» Given exercise
Looking through the listing, how many of its lines hold the word "document"? Answer with only the number.

» Supplied records

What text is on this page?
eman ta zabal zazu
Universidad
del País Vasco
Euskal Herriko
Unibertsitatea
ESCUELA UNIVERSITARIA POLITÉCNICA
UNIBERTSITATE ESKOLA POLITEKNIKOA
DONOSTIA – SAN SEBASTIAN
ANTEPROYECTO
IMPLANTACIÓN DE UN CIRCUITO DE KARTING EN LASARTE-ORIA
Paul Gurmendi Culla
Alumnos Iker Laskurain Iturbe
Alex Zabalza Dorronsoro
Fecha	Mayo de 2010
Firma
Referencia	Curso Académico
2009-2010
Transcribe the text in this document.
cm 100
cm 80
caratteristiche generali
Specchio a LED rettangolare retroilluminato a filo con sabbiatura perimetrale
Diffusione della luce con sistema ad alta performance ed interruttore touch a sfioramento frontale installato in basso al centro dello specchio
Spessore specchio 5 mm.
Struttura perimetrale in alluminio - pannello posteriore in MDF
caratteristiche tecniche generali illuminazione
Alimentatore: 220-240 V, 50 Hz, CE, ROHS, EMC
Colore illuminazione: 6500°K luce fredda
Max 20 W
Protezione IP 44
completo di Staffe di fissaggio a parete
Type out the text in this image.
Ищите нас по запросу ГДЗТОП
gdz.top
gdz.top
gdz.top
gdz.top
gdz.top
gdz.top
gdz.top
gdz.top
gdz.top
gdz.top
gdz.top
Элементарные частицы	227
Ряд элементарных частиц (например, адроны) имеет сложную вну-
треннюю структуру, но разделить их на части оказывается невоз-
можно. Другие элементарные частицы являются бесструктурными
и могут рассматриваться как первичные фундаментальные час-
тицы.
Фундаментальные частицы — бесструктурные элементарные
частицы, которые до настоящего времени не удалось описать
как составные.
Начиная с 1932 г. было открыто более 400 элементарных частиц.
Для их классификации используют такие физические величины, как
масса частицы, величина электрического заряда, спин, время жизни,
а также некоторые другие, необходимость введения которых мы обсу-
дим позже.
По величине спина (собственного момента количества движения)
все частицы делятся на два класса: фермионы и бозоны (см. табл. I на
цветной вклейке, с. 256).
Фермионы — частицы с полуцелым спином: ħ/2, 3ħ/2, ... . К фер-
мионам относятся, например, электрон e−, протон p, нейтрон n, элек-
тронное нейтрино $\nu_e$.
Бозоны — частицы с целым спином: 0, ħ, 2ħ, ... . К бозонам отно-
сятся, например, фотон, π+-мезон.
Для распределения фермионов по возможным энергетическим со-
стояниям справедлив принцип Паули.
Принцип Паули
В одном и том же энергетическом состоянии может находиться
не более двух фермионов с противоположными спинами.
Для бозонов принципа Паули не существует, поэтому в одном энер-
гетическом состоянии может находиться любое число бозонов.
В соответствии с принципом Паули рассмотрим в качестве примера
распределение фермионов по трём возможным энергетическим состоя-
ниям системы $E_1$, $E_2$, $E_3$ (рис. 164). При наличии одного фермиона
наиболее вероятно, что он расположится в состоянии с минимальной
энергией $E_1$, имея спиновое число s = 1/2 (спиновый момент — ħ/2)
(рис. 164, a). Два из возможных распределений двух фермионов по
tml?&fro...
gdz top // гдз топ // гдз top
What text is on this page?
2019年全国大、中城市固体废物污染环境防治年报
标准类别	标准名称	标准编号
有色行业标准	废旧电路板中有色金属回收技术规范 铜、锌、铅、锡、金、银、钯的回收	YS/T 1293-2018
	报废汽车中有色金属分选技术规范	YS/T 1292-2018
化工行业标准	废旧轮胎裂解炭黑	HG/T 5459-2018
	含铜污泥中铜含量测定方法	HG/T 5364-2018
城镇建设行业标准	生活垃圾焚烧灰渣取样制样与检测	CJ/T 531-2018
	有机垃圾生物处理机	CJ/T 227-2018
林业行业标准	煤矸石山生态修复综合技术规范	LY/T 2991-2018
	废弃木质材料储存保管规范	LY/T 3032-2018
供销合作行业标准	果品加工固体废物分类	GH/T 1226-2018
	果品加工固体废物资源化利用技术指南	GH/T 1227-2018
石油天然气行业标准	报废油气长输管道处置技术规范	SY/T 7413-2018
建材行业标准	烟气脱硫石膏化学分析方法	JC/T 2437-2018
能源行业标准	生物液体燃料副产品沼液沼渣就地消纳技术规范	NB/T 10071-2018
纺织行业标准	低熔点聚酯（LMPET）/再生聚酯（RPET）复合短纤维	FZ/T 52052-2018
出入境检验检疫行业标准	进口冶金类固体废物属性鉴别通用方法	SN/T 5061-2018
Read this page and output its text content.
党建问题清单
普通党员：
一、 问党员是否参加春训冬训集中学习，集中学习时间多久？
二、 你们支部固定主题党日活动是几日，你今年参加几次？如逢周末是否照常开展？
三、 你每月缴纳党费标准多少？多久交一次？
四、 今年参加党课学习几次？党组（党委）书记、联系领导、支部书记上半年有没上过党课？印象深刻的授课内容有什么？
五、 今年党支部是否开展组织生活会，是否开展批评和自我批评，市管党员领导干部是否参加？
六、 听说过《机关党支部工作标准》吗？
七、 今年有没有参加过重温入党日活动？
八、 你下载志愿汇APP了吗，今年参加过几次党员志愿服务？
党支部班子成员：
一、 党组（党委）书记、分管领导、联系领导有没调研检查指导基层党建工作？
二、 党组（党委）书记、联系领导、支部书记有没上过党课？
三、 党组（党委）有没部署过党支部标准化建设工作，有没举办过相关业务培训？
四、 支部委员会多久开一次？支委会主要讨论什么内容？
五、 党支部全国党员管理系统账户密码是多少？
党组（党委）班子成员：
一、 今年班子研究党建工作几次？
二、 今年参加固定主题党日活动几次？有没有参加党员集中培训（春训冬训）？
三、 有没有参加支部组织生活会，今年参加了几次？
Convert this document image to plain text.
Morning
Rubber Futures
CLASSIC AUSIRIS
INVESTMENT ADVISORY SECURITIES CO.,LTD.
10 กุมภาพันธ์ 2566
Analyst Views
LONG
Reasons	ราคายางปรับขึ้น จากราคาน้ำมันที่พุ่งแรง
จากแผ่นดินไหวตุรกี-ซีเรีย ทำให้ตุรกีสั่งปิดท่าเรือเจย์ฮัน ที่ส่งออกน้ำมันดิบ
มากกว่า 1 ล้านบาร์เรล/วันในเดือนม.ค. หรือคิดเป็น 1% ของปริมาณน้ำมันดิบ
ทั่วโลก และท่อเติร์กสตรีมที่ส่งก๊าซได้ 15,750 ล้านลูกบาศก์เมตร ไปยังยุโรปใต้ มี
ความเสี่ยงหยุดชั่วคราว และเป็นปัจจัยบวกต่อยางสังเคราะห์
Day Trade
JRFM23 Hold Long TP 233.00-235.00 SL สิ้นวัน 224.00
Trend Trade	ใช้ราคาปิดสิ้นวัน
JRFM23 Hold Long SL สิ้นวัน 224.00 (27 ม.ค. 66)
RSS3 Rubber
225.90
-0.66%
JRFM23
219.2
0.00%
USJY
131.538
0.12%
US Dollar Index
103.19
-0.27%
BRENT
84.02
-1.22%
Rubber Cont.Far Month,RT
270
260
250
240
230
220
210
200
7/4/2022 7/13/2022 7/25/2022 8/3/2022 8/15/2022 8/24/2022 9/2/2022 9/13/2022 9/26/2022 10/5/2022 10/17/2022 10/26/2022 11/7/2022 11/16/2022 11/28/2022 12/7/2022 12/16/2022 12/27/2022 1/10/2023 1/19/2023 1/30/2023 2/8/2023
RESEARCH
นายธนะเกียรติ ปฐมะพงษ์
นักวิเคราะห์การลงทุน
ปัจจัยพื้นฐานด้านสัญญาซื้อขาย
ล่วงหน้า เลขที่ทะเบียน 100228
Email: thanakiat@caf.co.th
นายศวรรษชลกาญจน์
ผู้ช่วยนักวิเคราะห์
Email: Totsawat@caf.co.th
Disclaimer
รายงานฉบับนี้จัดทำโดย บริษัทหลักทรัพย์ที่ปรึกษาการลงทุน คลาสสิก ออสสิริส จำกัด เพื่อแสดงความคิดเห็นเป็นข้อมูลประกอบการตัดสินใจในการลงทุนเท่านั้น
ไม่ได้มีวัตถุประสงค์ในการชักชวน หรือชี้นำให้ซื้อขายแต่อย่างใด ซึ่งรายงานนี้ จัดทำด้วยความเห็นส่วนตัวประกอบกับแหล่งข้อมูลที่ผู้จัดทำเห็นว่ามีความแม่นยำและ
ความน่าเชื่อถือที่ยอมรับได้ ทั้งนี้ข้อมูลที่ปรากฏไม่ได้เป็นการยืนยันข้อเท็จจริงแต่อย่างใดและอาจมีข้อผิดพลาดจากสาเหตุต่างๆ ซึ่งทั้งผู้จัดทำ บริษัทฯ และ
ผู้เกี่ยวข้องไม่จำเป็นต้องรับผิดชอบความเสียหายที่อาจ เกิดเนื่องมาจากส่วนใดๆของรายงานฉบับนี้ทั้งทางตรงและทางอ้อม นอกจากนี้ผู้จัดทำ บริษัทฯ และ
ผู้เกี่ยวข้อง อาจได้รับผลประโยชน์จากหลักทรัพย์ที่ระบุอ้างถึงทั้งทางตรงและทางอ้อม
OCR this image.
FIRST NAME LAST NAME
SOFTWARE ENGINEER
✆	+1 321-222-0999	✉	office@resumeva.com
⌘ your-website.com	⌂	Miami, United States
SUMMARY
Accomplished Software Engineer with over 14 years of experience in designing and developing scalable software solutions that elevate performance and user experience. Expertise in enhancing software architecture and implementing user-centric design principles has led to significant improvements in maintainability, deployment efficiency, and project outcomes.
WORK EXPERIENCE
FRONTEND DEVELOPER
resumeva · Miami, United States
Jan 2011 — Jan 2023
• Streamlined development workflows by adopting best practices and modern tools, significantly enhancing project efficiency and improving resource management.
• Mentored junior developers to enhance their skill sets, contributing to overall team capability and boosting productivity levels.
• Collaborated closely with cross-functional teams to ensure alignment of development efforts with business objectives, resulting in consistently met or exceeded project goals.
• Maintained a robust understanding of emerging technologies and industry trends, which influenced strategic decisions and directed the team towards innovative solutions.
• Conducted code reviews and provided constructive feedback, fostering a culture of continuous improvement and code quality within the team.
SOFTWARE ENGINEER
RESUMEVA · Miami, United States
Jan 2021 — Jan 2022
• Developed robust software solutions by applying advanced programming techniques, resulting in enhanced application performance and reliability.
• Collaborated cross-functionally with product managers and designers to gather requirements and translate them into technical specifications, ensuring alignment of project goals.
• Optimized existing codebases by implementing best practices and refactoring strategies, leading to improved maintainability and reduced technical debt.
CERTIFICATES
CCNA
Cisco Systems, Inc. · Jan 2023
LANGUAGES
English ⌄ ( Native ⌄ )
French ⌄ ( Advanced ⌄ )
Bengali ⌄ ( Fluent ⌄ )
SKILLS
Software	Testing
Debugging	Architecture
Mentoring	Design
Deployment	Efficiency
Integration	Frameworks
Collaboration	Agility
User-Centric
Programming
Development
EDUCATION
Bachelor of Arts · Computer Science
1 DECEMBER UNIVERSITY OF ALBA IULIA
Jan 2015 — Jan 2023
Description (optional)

» Solution to this exercise
2